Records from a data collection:

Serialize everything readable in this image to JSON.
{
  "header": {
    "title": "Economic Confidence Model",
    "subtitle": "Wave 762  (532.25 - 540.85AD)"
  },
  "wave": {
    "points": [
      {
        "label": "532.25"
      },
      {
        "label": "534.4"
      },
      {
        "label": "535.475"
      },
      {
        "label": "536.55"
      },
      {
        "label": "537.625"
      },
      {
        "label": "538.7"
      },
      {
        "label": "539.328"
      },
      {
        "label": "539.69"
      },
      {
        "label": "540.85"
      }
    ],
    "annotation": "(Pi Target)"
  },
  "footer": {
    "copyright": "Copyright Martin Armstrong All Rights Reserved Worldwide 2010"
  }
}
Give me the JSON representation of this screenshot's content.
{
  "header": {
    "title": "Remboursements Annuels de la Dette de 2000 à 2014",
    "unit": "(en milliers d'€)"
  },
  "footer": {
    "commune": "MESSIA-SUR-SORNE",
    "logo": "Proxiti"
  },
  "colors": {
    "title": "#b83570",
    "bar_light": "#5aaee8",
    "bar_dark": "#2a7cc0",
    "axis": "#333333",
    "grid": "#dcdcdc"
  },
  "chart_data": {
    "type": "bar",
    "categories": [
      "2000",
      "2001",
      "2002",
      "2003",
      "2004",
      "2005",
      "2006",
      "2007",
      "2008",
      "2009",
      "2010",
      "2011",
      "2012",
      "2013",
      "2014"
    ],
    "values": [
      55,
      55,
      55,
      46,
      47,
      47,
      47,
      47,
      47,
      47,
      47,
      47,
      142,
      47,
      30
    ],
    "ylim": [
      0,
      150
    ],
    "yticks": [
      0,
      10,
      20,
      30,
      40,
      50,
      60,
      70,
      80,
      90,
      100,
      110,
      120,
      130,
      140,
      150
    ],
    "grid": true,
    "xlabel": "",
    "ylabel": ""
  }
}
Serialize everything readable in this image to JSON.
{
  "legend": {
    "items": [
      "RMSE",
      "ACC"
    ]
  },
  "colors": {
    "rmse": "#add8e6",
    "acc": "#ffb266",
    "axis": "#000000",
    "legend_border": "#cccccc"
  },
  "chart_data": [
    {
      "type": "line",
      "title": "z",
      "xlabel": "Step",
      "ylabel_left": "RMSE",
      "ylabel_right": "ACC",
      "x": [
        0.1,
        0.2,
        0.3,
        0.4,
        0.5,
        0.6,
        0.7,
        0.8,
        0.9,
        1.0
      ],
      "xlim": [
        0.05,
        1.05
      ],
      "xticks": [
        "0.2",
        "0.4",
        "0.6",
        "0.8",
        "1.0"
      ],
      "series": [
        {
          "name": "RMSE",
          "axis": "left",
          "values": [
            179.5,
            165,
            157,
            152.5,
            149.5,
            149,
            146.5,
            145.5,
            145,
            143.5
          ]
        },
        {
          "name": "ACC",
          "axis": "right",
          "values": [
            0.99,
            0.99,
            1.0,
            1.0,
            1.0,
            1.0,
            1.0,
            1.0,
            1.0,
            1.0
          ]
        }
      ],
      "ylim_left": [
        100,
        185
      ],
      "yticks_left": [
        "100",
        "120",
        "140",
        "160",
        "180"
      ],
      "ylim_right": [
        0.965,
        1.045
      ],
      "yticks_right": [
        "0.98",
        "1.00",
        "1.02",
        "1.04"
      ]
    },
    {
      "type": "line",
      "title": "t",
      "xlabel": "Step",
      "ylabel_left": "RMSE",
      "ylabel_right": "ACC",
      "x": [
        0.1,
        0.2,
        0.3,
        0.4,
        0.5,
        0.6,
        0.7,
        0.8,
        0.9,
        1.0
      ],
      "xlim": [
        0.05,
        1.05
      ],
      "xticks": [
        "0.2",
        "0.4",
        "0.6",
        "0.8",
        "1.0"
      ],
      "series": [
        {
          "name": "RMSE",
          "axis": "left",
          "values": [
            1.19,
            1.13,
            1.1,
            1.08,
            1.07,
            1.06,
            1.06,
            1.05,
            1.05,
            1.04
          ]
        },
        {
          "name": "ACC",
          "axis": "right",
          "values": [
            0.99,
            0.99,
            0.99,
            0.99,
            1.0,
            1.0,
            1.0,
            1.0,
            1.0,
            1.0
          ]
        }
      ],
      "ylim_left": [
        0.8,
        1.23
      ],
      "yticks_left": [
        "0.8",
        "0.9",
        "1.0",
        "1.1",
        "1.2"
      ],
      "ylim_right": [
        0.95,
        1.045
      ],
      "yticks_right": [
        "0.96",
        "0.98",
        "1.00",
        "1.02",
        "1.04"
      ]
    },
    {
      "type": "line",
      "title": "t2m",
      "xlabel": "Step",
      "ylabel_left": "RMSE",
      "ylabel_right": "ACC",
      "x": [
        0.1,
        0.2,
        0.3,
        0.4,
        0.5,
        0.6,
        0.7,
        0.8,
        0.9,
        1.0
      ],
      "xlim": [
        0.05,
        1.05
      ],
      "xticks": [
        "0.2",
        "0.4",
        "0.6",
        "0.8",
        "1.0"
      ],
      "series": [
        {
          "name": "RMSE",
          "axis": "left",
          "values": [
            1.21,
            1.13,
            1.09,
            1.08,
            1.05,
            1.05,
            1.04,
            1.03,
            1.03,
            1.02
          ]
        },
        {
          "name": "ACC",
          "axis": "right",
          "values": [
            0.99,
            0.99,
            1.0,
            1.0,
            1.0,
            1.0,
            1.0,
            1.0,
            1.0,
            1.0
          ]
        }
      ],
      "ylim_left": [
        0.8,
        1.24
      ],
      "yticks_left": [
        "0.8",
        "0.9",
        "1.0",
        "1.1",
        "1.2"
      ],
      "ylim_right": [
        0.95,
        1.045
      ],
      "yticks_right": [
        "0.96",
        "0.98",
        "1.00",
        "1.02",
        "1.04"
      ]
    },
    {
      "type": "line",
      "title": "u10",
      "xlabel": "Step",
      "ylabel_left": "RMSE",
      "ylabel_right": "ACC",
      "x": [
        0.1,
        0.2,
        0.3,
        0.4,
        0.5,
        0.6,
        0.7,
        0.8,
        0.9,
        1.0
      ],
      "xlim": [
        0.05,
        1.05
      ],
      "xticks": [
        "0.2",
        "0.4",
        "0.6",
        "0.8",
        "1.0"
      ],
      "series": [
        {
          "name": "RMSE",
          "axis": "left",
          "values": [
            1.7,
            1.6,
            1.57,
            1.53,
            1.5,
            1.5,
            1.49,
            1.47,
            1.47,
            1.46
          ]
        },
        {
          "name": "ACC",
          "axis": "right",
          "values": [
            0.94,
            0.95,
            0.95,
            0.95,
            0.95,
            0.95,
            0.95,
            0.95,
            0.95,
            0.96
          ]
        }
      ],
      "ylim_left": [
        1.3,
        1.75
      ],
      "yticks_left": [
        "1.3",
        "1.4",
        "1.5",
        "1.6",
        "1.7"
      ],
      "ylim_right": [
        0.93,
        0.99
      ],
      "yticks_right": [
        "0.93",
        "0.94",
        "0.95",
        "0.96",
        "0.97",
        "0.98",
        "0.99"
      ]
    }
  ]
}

» Exercise brief:
In full and verbatim, repeat the records given above.

» Correct result:
Serialize everything readable in this image to JSON.
{
  "header": {
    "title": "Economic Confidence Model",
    "subtitle": "Wave 762  (532.25 - 540.85AD)"
  },
  "wave": {
    "points": [
      {
        "label": "532.25"
      },
      {
        "label": "534.4"
      },
      {
        "label": "535.475"
      },
      {
        "label": "536.55"
      },
      {
        "label": "537.625"
      },
      {
        "label": "538.7"
      },
      {
        "label": "539.328"
      },
      {
        "label": "539.69"
      },
      {
        "label": "540.85"
      }
    ],
    "annotation": "(Pi Target)"
  },
  "footer": {
    "copyright": "Copyright Martin Armstrong All Rights Reserved Worldwide 2010"
  }
}
Give me the JSON representation of this screenshot's content.
{
  "header": {
    "title": "Remboursements Annuels de la Dette de 2000 à 2014",
    "unit": "(en milliers d'€)"
  },
  "footer": {
    "commune": "MESSIA-SUR-SORNE",
    "logo": "Proxiti"
  },
  "colors": {
    "title": "#b83570",
    "bar_light": "#5aaee8",
    "bar_dark": "#2a7cc0",
    "axis": "#333333",
    "grid": "#dcdcdc"
  },
  "chart_data": {
    "type": "bar",
    "categories": [
      "2000",
      "2001",
      "2002",
      "2003",
      "2004",
      "2005",
      "2006",
      "2007",
      "2008",
      "2009",
      "2010",
      "2011",
      "2012",
      "2013",
      "2014"
    ],
    "values": [
      55,
      55,
      55,
      46,
      47,
      47,
      47,
      47,
      47,
      47,
      47,
      47,
      142,
      47,
      30
    ],
    "ylim": [
      0,
      150
    ],
    "yticks": [
      0,
      10,
      20,
      30,
      40,
      50,
      60,
      70,
      80,
      90,
      100,
      110,
      120,
      130,
      140,
      150
    ],
    "grid": true,
    "xlabel": "",
    "ylabel": ""
  }
}
Serialize everything readable in this image to JSON.
{
  "legend": {
    "items": [
      "RMSE",
      "ACC"
    ]
  },
  "colors": {
    "rmse": "#add8e6",
    "acc": "#ffb266",
    "axis": "#000000",
    "legend_border": "#cccccc"
  },
  "chart_data": [
    {
      "type": "line",
      "title": "z",
      "xlabel": "Step",
      "ylabel_left": "RMSE",
      "ylabel_right": "ACC",
      "x": [
        0.1,
        0.2,
        0.3,
        0.4,
        0.5,
        0.6,
        0.7,
        0.8,
        0.9,
        1.0
      ],
      "xlim": [
        0.05,
        1.05
      ],
      "xticks": [
        "0.2",
        "0.4",
        "0.6",
        "0.8",
        "1.0"
      ],
      "series": [
        {
          "name": "RMSE",
          "axis": "left",
          "values": [
            179.5,
            165,
            157,
            152.5,
            149.5,
            149,
            146.5,
            145.5,
            145,
            143.5
          ]
        },
        {
          "name": "ACC",
          "axis": "right",
          "values": [
            0.99,
            0.99,
            1.0,
            1.0,
            1.0,
            1.0,
            1.0,
            1.0,
            1.0,
            1.0
          ]
        }
      ],
      "ylim_left": [
        100,
        185
      ],
      "yticks_left": [
        "100",
        "120",
        "140",
        "160",
        "180"
      ],
      "ylim_right": [
        0.965,
        1.045
      ],
      "yticks_right": [
        "0.98",
        "1.00",
        "1.02",
        "1.04"
      ]
    },
    {
      "type": "line",
      "title": "t",
      "xlabel": "Step",
      "ylabel_left": "RMSE",
      "ylabel_right": "ACC",
      "x": [
        0.1,
        0.2,
        0.3,
        0.4,
        0.5,
        0.6,
        0.7,
        0.8,
        0.9,
        1.0
      ],
      "xlim": [
        0.05,
        1.05
      ],
      "xticks": [
        "0.2",
        "0.4",
        "0.6",
        "0.8",
        "1.0"
      ],
      "series": [
        {
          "name": "RMSE",
          "axis": "left",
          "values": [
            1.19,
            1.13,
            1.1,
            1.08,
            1.07,
            1.06,
            1.06,
            1.05,
            1.05,
            1.04
          ]
        },
        {
          "name": "ACC",
          "axis": "right",
          "values": [
            0.99,
            0.99,
            0.99,
            0.99,
            1.0,
            1.0,
            1.0,
            1.0,
            1.0,
            1.0
          ]
        }
      ],
      "ylim_left": [
        0.8,
        1.23
      ],
      "yticks_left": [
        "0.8",
        "0.9",
        "1.0",
        "1.1",
        "1.2"
      ],
      "ylim_right": [
        0.95,
        1.045
      ],
      "yticks_right": [
        "0.96",
        "0.98",
        "1.00",
        "1.02",
        "1.04"
      ]
    },
    {
      "type": "line",
      "title": "t2m",
      "xlabel": "Step",
      "ylabel_left": "RMSE",
      "ylabel_right": "ACC",
      "x": [
        0.1,
        0.2,
        0.3,
        0.4,
        0.5,
        0.6,
        0.7,
        0.8,
        0.9,
        1.0
      ],
      "xlim": [
        0.05,
        1.05
      ],
      "xticks": [
        "0.2",
        "0.4",
        "0.6",
        "0.8",
        "1.0"
      ],
      "series": [
        {
          "name": "RMSE",
          "axis": "left",
          "values": [
            1.21,
            1.13,
            1.09,
            1.08,
            1.05,
            1.05,
            1.04,
            1.03,
            1.03,
            1.02
          ]
        },
        {
          "name": "ACC",
          "axis": "right",
          "values": [
            0.99,
            0.99,
            1.0,
            1.0,
            1.0,
            1.0,
            1.0,
            1.0,
            1.0,
            1.0
          ]
        }
      ],
      "ylim_left": [
        0.8,
        1.24
      ],
      "yticks_left": [
        "0.8",
        "0.9",
        "1.0",
        "1.1",
        "1.2"
      ],
      "ylim_right": [
        0.95,
        1.045
      ],
      "yticks_right": [
        "0.96",
        "0.98",
        "1.00",
        "1.02",
        "1.04"
      ]
    },
    {
      "type": "line",
      "title": "u10",
      "xlabel": "Step",
      "ylabel_left": "RMSE",
      "ylabel_right": "ACC",
      "x": [
        0.1,
        0.2,
        0.3,
        0.4,
        0.5,
        0.6,
        0.7,
        0.8,
        0.9,
        1.0
      ],
      "xlim": [
        0.05,
        1.05
      ],
      "xticks": [
        "0.2",
        "0.4",
        "0.6",
        "0.8",
        "1.0"
      ],
      "series": [
        {
          "name": "RMSE",
          "axis": "left",
          "values": [
            1.7,
            1.6,
            1.57,
            1.53,
            1.5,
            1.5,
            1.49,
            1.47,
            1.47,
            1.46
          ]
        },
        {
          "name": "ACC",
          "axis": "right",
          "values": [
            0.94,
            0.95,
            0.95,
            0.95,
            0.95,
            0.95,
            0.95,
            0.95,
            0.95,
            0.96
          ]
        }
      ],
      "ylim_left": [
        1.3,
        1.75
      ],
      "yticks_left": [
        "1.3",
        "1.4",
        "1.5",
        "1.6",
        "1.7"
      ],
      "ylim_right": [
        0.93,
        0.99
      ],
      "yticks_right": [
        "0.93",
        "0.94",
        "0.95",
        "0.96",
        "0.97",
        "0.98",
        "0.99"
      ]
    }
  ]
}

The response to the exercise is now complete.